EXERCISE REQUIREMENTS:
Do not include the pictures; repeat the rest of the data exactly.

— begin GIVEN RECORDS —

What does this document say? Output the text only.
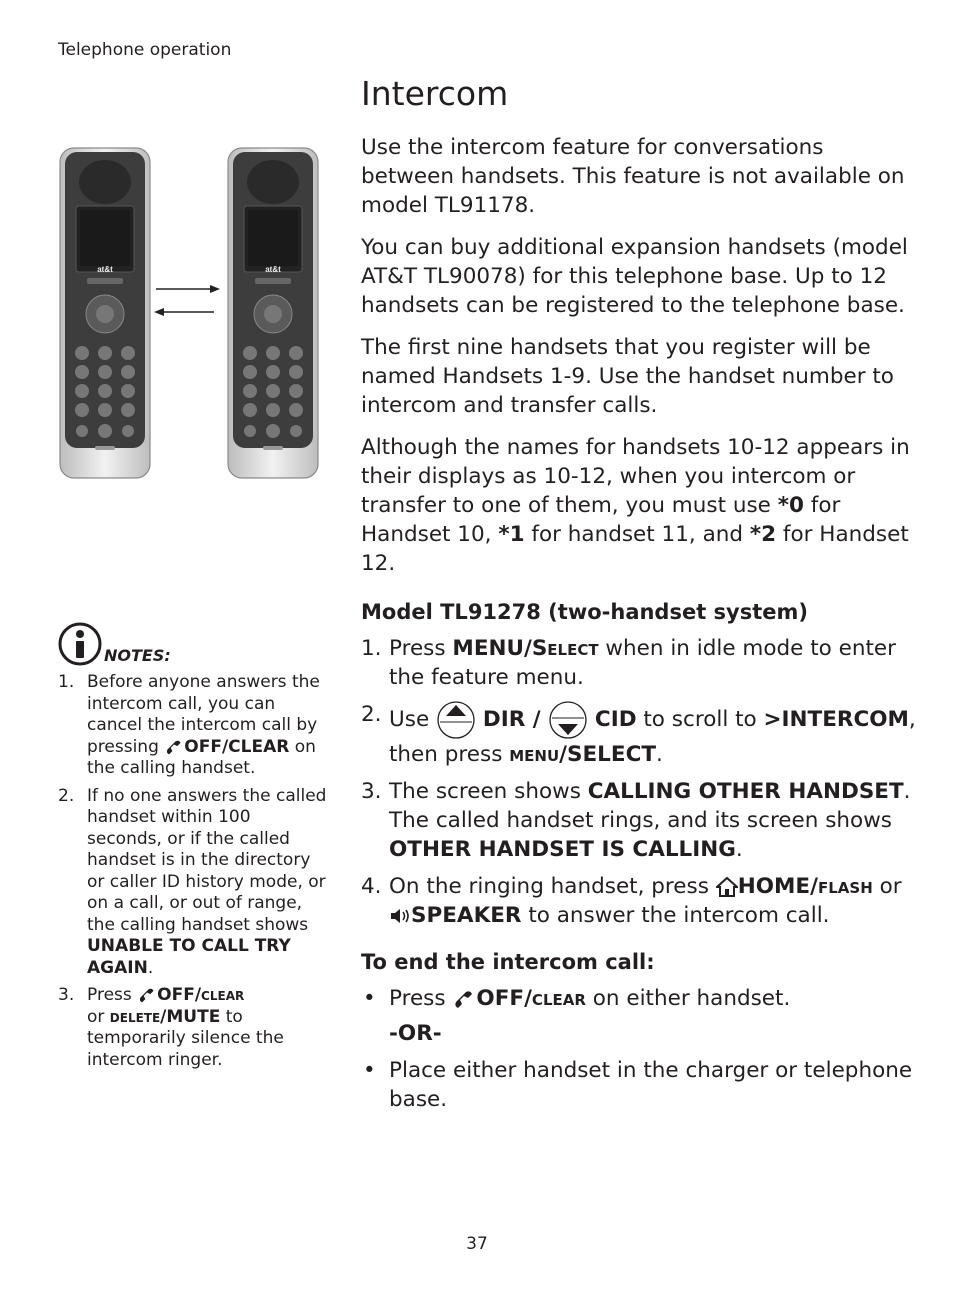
Telephone operation
Intercom

Use the intercom feature for conversations between handsets. This feature is not available on model TL91178.

You can buy additional expansion handsets (model AT&T TL90078) for this telephone base. Up to 12 handsets can be registered to the telephone base.

The first nine handsets that you register will be named Handsets 1-9. Use the handset number to intercom and transfer calls.

Although the names for handsets 10-12 appears in their displays as 10-12, when you intercom or transfer to one of them, you must use *0 for Handset 10, *1 for handset 11, and *2 for Handset 12.

Model TL91278 (two-handset system)
1. Press MENU/Select when in idle mode to enter the feature menu.
2. Use  DIR /  CID to scroll to >INTERCOM, then press menu/SELECT.
3. The screen shows CALLING OTHER HANDSET. The called handset rings, and its screen shows OTHER HANDSET IS CALLING.
4. On the ringing handset, press HOME/flash or
SPEAKER to answer the intercom call.
To end the intercom call:
• Press OFF/clear on either handset.
-OR-
• Place either handset in the charger or telephone base.
NOTES:
1. Before anyone answers the intercom call, you can cancel the intercom call by pressing OFF/CLEAR on the calling handset.
2. If no one answers the called handset within 100 seconds, or if the called handset is in the directory or caller ID history mode, or on a call, or out of range, the calling handset shows UNABLE TO CALL TRY AGAIN.
3. Press OFF/clear
or delete/MUTE to temporarily silence the intercom ringer.
37
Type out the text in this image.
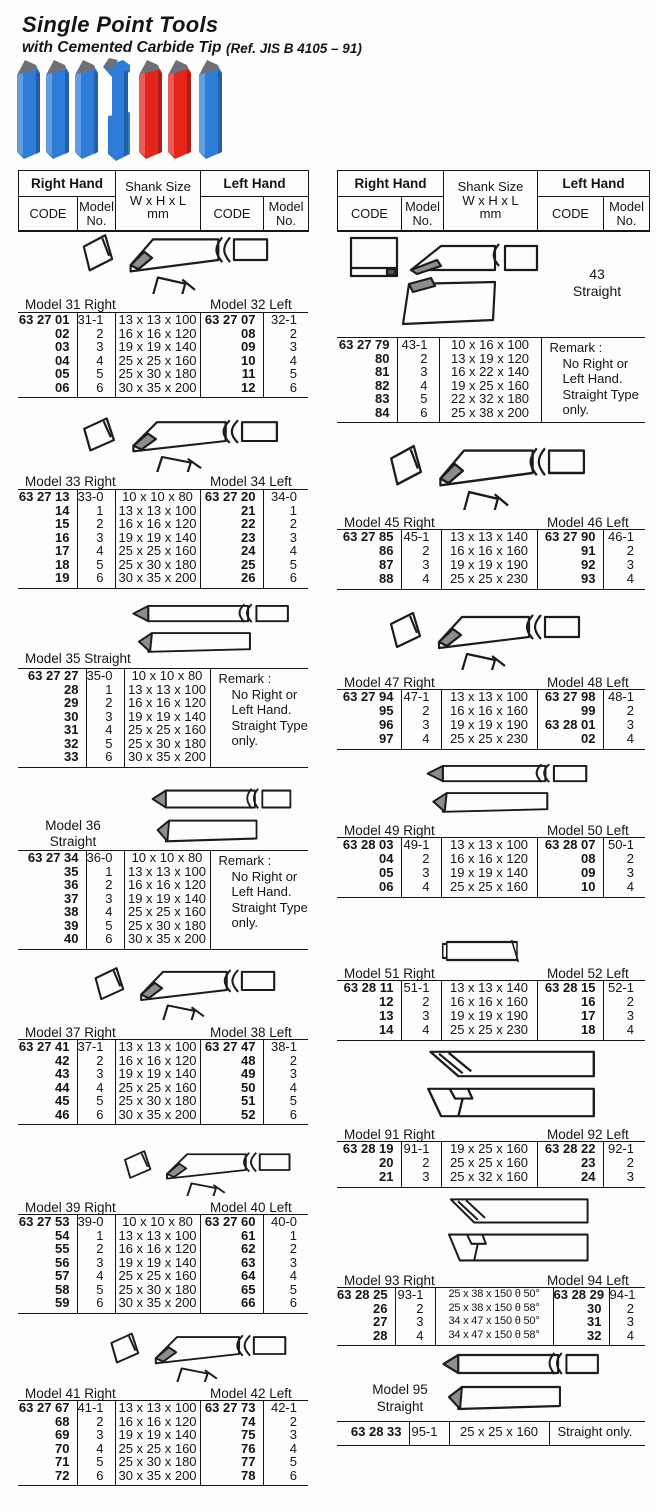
Single Point Tools
with Cemented Carbide Tip (Ref. JIS B 4105 – 91)
Right Hand		Shank Size
W x H x L
mm	Left Hand	
CODE	Model No.		CODE	Model No.
Right Hand		Shank Size
W x H x L
mm	Left Hand	
CODE	Model No.		CODE	Model No.
Model 31 Right	Model 32 Left
63 27 01	31-1	13 x 13 x 100	63 27 07	32-1
02	2	16 x 16 x 120	08	2
03	3	19 x 19 x 140	09	3
04	4	25 x 25 x 160	10	4
05	5	25 x 30 x 180	11	5
06	6	30 x 35 x 200	12	6
Model 33 Right	Model 34 Left
63 27 13	33-0	10 x 10 x 80	63 27 20	34-0
14	1	13 x 13 x 100	21	1
15	2	16 x 16 x 120	22	2
16	3	19 x 19 x 140	23	3
17	4	25 x 25 x 160	24	4
18	5	25 x 30 x 180	25	5
19	6	30 x 35 x 200	26	6
Model 35 Straight
63 27 27	35-0	10 x 10 x 80	Remark :
No Right or
Left Hand.
Straight Type
only.

28	1	13 x 13 x 100	
29	2	16 x 16 x 120	
30	3	19 x 19 x 140	
31	4	25 x 25 x 160	
32	5	25 x 30 x 180	
33	6	30 x 35 x 200	
Model 36
Straight
63 27 34	36-0	10 x 10 x 80	Remark :
No Right or
Left Hand.
Straight Type
only.

35	1	13 x 13 x 100	
36	2	16 x 16 x 120	
37	3	19 x 19 x 140	
38	4	25 x 25 x 160	
39	5	25 x 30 x 180	
40	6	30 x 35 x 200	
Model 37 Right	Model 38 Left
63 27 41	37-1	13 x 13 x 100	63 27 47	38-1
42	2	16 x 16 x 120	48	2
43	3	19 x 19 x 140	49	3
44	4	25 x 25 x 160	50	4
45	5	25 x 30 x 180	51	5
46	6	30 x 35 x 200	52	6
Model 39 Right	Model 40 Left
63 27 53	39-0	10 x 10 x 80	63 27 60	40-0
54	1	13 x 13 x 100	61	1
55	2	16 x 16 x 120	62	2
56	3	19 x 19 x 140	63	3
57	4	25 x 25 x 160	64	4
58	5	25 x 30 x 180	65	5
59	6	30 x 35 x 200	66	6
Model 41 Right	Model 42 Left
63 27 67	41-1	13 x 13 x 100	63 27 73	42-1
68	2	16 x 16 x 120	74	2
69	3	19 x 19 x 140	75	3
70	4	25 x 25 x 160	76	4
71	5	25 x 30 x 180	77	5
72	6	30 x 35 x 200	78	6
43
Straight
63 27 79	43-1	10 x 16 x 100	Remark :
No Right or
Left Hand.
Straight Type
only.

80	2	13 x 19 x 120	
81	3	16 x 22 x 140	
82	4	19 x 25 x 160	
83	5	22 x 32 x 180	
84	6	25 x 38 x 200	
Model 45 Right	Model 46 Left
63 27 85	45-1	13 x 13 x 140	63 27 90	46-1
86	2	16 x 16 x 160	91	2
87	3	19 x 19 x 190	92	3
88	4	25 x 25 x 230	93	4
Model 47 Right	Model 48 Left
63 27 94	47-1	13 x 13 x 100	63 27 98	48-1
95	2	16 x 16 x 160	99	2
96	3	19 x 19 x 190	63 28 01	3
97	4	25 x 25 x 230	02	4
Model 49 Right	Model 50 Left
63 28 03	49-1	13 x 13 x 100	63 28 07	50-1
04	2	16 x 16 x 120	08	2
05	3	19 x 19 x 140	09	3
06	4	25 x 25 x 160	10	4
Model 51 Right	Model 52 Left
63 28 11	51-1	13 x 13 x 140	63 28 15	52-1
12	2	16 x 16 x 160	16	2
13	3	19 x 19 x 190	17	3
14	4	25 x 25 x 230	18	4
Model 91 Right	Model 92 Left
63 28 19	91-1	19 x 25 x 160	63 28 22	92-1
20	2	25 x 25 x 160	23	2
21	3	25 x 32 x 160	24	3
Model 93 Right	Model 94 Left
63 28 25	93-1	25 x 38 x 150 θ 50°	63 28 29	94-1
26	2	25 x 38 x 150 θ 58°	30	2
27	3	34 x 47 x 150 θ 50°	31	3
28	4	34 x 47 x 150 θ 58°	32	4
Model 95
Straight
63 28 33	95-1	25 x 25 x 160	Straight only.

— end GIVEN RECORDS —

PROBLEM SOLUTION:
What does this document say? Output the text only.
Telephone operation
Intercom

Use the intercom feature for conversations between handsets. This feature is not available on model TL91178.

You can buy additional expansion handsets (model AT&T TL90078) for this telephone base. Up to 12 handsets can be registered to the telephone base.

The first nine handsets that you register will be named Handsets 1-9. Use the handset number to intercom and transfer calls.

Although the names for handsets 10-12 appears in their displays as 10-12, when you intercom or transfer to one of them, you must use *0 for Handset 10, *1 for handset 11, and *2 for Handset 12.

Model TL91278 (two-handset system)
1. Press MENU/Select when in idle mode to enter the feature menu.
2. Use  DIR /  CID to scroll to >INTERCOM, then press menu/SELECT.
3. The screen shows CALLING OTHER HANDSET. The called handset rings, and its screen shows OTHER HANDSET IS CALLING.
4. On the ringing handset, press HOME/flash or
SPEAKER to answer the intercom call.
To end the intercom call:
• Press OFF/clear on either handset.
-OR-
• Place either handset in the charger or telephone base.
NOTES:
1. Before anyone answers the intercom call, you can cancel the intercom call by pressing OFF/CLEAR on the calling handset.
2. If no one answers the called handset within 100 seconds, or if the called handset is in the directory or caller ID history mode, or on a call, or out of range, the calling handset shows UNABLE TO CALL TRY AGAIN.
3. Press OFF/clear
or delete/MUTE to temporarily silence the intercom ringer.
37
Type out the text in this image.
Single Point Tools
with Cemented Carbide Tip (Ref. JIS B 4105 – 91)
Right Hand		Shank Size
W x H x L
mm	Left Hand	
CODE	Model No.		CODE	Model No.
Right Hand		Shank Size
W x H x L
mm	Left Hand	
CODE	Model No.		CODE	Model No.
Model 31 Right	Model 32 Left
63 27 01	31-1	13 x 13 x 100	63 27 07	32-1
02	2	16 x 16 x 120	08	2
03	3	19 x 19 x 140	09	3
04	4	25 x 25 x 160	10	4
05	5	25 x 30 x 180	11	5
06	6	30 x 35 x 200	12	6
Model 33 Right	Model 34 Left
63 27 13	33-0	10 x 10 x 80	63 27 20	34-0
14	1	13 x 13 x 100	21	1
15	2	16 x 16 x 120	22	2
16	3	19 x 19 x 140	23	3
17	4	25 x 25 x 160	24	4
18	5	25 x 30 x 180	25	5
19	6	30 x 35 x 200	26	6
Model 35 Straight
63 27 27	35-0	10 x 10 x 80	Remark :
No Right or
Left Hand.
Straight Type
only.

28	1	13 x 13 x 100	
29	2	16 x 16 x 120	
30	3	19 x 19 x 140	
31	4	25 x 25 x 160	
32	5	25 x 30 x 180	
33	6	30 x 35 x 200	
Model 36
Straight
63 27 34	36-0	10 x 10 x 80	Remark :
No Right or
Left Hand.
Straight Type
only.

35	1	13 x 13 x 100	
36	2	16 x 16 x 120	
37	3	19 x 19 x 140	
38	4	25 x 25 x 160	
39	5	25 x 30 x 180	
40	6	30 x 35 x 200	
Model 37 Right	Model 38 Left
63 27 41	37-1	13 x 13 x 100	63 27 47	38-1
42	2	16 x 16 x 120	48	2
43	3	19 x 19 x 140	49	3
44	4	25 x 25 x 160	50	4
45	5	25 x 30 x 180	51	5
46	6	30 x 35 x 200	52	6
Model 39 Right	Model 40 Left
63 27 53	39-0	10 x 10 x 80	63 27 60	40-0
54	1	13 x 13 x 100	61	1
55	2	16 x 16 x 120	62	2
56	3	19 x 19 x 140	63	3
57	4	25 x 25 x 160	64	4
58	5	25 x 30 x 180	65	5
59	6	30 x 35 x 200	66	6
Model 41 Right	Model 42 Left
63 27 67	41-1	13 x 13 x 100	63 27 73	42-1
68	2	16 x 16 x 120	74	2
69	3	19 x 19 x 140	75	3
70	4	25 x 25 x 160	76	4
71	5	25 x 30 x 180	77	5
72	6	30 x 35 x 200	78	6
43
Straight
63 27 79	43-1	10 x 16 x 100	Remark :
No Right or
Left Hand.
Straight Type
only.

80	2	13 x 19 x 120	
81	3	16 x 22 x 140	
82	4	19 x 25 x 160	
83	5	22 x 32 x 180	
84	6	25 x 38 x 200	
Model 45 Right	Model 46 Left
63 27 85	45-1	13 x 13 x 140	63 27 90	46-1
86	2	16 x 16 x 160	91	2
87	3	19 x 19 x 190	92	3
88	4	25 x 25 x 230	93	4
Model 47 Right	Model 48 Left
63 27 94	47-1	13 x 13 x 100	63 27 98	48-1
95	2	16 x 16 x 160	99	2
96	3	19 x 19 x 190	63 28 01	3
97	4	25 x 25 x 230	02	4
Model 49 Right	Model 50 Left
63 28 03	49-1	13 x 13 x 100	63 28 07	50-1
04	2	16 x 16 x 120	08	2
05	3	19 x 19 x 140	09	3
06	4	25 x 25 x 160	10	4
Model 51 Right	Model 52 Left
63 28 11	51-1	13 x 13 x 140	63 28 15	52-1
12	2	16 x 16 x 160	16	2
13	3	19 x 19 x 190	17	3
14	4	25 x 25 x 230	18	4
Model 91 Right	Model 92 Left
63 28 19	91-1	19 x 25 x 160	63 28 22	92-1
20	2	25 x 25 x 160	23	2
21	3	25 x 32 x 160	24	3
Model 93 Right	Model 94 Left
63 28 25	93-1	25 x 38 x 150 θ 50°	63 28 29	94-1
26	2	25 x 38 x 150 θ 58°	30	2
27	3	34 x 47 x 150 θ 50°	31	3
28	4	34 x 47 x 150 θ 58°	32	4
Model 95
Straight
63 28 33	95-1	25 x 25 x 160	Straight only.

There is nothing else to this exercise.